- STATED EXERCISE A
Can you write out the records from the start through the line with "button[interactable]: s —", substituting "Reset password" for "Forgot password?" and leaving everything else unchanged?

- QUOTED TEXT
╔══

I added some SSE assisted hashes and fast intel/arm CRC32-C and AES HW variants, but not the fastest crcutil yet. See our crcutil results. See also the old https://code.google.com/p/smhasher/w/list.

So the fastest hash functions on x86_64 without quality problems are:

  • falkhash (macho64 and elf64 nasm only, with HW AES extension)
  • t1ha + mum (machine specific, mum: different arch results)
  • FarmHash (not portable, too machine specific: 64 vs 32bit, old gcc, ...)
  • Metro (but not 64crc yet, WIP)
  • Spooky32
  • xxHash64
  • fasthash
  • City (deprecated)

Hash functions for symbol tables or hash tables typically use 32 bit hashes, for databases, file systems and file checksums typically 64 or 128bit, for crypto now starting with 256 bit.

Typical median key size in perl5 is 20, the most common 4. See github.com/rurban/perl-hash-stats

When used in a hash table the instruction cache will usually beat the CPU and throughput measured here. In my tests the smallest FNV1A beats the fastest crc32_hw1 with Perl 5 hash tables. Even if those worse hash functions will lead to more collisions, the overall speed advantage beats the slightly worse quality. See e.g. A Seven-Dimensional Analysis of Hashing Methods and its Implications on Query Processing for a concise overview of the best hash table strategies, confirming that the simpliest Mult hashing (bernstein, FNV*, x17, sdbm) always beat "better" hash functions (Tabulation, Murmur, Farm, ...) when used in a hash table.

The fast hash functions tested here are recommendable as fast for file digests and maybe bigger databases, but not for 32bit hash tables. The "Quality problems" lead to less uniform distribution, i.e. more collisions and worse performance, but are rarely related to real security attacks, just the 2nd sanity test against \0 invariance is security relevant.

╚══

- DATASET

╔══

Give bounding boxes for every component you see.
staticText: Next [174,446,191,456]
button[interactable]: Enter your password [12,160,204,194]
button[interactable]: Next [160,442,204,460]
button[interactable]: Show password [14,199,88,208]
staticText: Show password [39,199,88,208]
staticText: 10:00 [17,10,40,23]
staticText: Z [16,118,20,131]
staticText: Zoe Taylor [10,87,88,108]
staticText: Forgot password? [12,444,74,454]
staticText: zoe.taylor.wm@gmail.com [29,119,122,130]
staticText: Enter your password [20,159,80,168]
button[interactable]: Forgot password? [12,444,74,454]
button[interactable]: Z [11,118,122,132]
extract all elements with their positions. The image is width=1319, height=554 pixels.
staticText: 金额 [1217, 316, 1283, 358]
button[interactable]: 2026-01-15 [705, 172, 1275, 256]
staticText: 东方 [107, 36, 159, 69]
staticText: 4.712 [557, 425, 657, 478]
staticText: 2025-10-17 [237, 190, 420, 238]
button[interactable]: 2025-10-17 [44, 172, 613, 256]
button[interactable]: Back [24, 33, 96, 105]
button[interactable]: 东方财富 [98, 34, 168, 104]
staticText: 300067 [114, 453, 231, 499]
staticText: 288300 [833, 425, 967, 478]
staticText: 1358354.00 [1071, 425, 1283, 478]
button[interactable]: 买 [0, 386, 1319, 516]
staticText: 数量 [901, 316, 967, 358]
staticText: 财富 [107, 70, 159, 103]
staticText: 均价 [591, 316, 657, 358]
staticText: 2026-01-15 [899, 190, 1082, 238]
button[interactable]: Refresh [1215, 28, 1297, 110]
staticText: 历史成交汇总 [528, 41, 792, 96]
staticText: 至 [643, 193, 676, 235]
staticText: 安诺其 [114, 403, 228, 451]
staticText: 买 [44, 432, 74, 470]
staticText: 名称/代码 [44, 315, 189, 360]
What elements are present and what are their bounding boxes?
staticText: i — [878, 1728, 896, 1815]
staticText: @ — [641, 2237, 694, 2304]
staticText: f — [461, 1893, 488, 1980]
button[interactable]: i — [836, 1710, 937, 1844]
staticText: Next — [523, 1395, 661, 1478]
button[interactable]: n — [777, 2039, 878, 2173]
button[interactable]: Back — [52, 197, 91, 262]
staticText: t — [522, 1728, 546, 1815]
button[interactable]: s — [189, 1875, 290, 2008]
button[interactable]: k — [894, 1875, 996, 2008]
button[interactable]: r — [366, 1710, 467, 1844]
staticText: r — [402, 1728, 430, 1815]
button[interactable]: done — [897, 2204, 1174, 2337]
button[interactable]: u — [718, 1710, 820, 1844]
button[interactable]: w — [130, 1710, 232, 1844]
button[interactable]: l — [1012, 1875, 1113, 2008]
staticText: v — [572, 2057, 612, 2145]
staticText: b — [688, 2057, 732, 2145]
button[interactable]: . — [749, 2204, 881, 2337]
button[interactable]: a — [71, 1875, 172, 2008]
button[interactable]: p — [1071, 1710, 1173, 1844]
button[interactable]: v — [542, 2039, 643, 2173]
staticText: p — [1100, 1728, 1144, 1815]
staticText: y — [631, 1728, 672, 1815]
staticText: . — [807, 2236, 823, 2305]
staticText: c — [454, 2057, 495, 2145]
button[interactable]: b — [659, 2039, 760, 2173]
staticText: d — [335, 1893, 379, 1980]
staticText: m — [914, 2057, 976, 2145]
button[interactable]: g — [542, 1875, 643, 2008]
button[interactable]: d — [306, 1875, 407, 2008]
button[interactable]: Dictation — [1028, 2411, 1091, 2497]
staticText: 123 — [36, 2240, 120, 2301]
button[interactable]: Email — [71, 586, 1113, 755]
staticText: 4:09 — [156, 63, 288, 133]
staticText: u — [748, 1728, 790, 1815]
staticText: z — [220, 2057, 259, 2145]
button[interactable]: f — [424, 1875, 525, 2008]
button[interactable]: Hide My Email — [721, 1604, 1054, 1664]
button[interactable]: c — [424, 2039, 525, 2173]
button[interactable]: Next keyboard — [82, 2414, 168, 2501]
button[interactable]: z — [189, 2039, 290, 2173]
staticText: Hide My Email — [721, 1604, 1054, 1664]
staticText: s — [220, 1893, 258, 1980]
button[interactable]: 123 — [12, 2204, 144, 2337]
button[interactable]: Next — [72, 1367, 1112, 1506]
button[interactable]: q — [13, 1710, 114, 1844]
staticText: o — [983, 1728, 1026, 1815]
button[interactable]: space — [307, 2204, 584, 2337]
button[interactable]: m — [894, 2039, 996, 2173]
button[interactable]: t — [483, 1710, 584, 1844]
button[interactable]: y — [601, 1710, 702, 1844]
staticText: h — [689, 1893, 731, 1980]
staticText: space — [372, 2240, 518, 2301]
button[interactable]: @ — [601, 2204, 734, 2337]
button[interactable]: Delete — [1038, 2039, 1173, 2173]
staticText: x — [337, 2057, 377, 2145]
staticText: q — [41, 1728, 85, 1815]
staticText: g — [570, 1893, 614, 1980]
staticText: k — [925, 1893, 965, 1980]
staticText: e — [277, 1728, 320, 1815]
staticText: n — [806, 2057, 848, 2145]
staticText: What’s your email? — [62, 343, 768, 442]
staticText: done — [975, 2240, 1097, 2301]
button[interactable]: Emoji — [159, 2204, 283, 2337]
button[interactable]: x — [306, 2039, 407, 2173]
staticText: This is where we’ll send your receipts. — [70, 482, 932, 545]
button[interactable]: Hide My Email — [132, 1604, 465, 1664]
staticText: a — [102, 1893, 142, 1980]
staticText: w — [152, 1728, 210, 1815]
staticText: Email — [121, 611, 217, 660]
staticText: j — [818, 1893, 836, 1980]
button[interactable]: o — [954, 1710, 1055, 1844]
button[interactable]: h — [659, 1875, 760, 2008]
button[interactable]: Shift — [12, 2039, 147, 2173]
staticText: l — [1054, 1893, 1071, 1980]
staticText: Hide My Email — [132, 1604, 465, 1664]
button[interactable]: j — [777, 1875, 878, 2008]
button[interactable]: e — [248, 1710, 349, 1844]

╚══

- STATED EXERCISE B
According to the text on hash functions, why are the fast hash functions it tested not recommended for 32-bit hash tables?

- CORRECT RESPONSE A
Give bounding boxes for every component you see.
staticText: Next [174,446,191,456]
button[interactable]: Enter your password [12,160,204,194]
button[interactable]: Next [160,442,204,460]
button[interactable]: Show password [14,199,88,208]
staticText: Show password [39,199,88,208]
staticText: 10:00 [17,10,40,23]
staticText: Z [16,118,20,131]
staticText: Zoe Taylor [10,87,88,108]
staticText: Reset password [12,444,74,454]
staticText: zoe.taylor.wm@gmail.com [29,119,122,130]
staticText: Enter your password [20,159,80,168]
button[interactable]: Reset password [12,444,74,454]
button[interactable]: Z [11,118,122,132]
extract all elements with their positions. The image is width=1319, height=554 pixels.
staticText: 金额 [1217, 316, 1283, 358]
button[interactable]: 2026-01-15 [705, 172, 1275, 256]
staticText: 东方 [107, 36, 159, 69]
staticText: 4.712 [557, 425, 657, 478]
staticText: 2025-10-17 [237, 190, 420, 238]
button[interactable]: 2025-10-17 [44, 172, 613, 256]
button[interactable]: Back [24, 33, 96, 105]
button[interactable]: 东方财富 [98, 34, 168, 104]
staticText: 300067 [114, 453, 231, 499]
staticText: 288300 [833, 425, 967, 478]
staticText: 1358354.00 [1071, 425, 1283, 478]
button[interactable]: 买 [0, 386, 1319, 516]
staticText: 数量 [901, 316, 967, 358]
staticText: 财富 [107, 70, 159, 103]
staticText: 均价 [591, 316, 657, 358]
staticText: 2026-01-15 [899, 190, 1082, 238]
button[interactable]: Refresh [1215, 28, 1297, 110]
staticText: 历史成交汇总 [528, 41, 792, 96]
staticText: 至 [643, 193, 676, 235]
staticText: 安诺其 [114, 403, 228, 451]
staticText: 买 [44, 432, 74, 470]
staticText: 名称/代码 [44, 315, 189, 360]
What elements are present and what are their bounding boxes?
staticText: i — [878, 1728, 896, 1815]
staticText: @ — [641, 2237, 694, 2304]
staticText: f — [461, 1893, 488, 1980]
button[interactable]: i — [836, 1710, 937, 1844]
staticText: Next — [523, 1395, 661, 1478]
button[interactable]: n — [777, 2039, 878, 2173]
button[interactable]: Back — [52, 197, 91, 262]
staticText: t — [522, 1728, 546, 1815]
button[interactable]: s — [189, 1875, 290, 2008]

- CORRECT RESPONSE B
In a hash table, the instruction cache usually matters more than the CPU speed and throughput measured in the tests, so simpler functions win. The smallest FNV1A beat the fastest crc32_hw1 with Perl 5 hash tables. These simpler functions cause more collisions, but their overall speed advantage outweighs their slightly worse quality.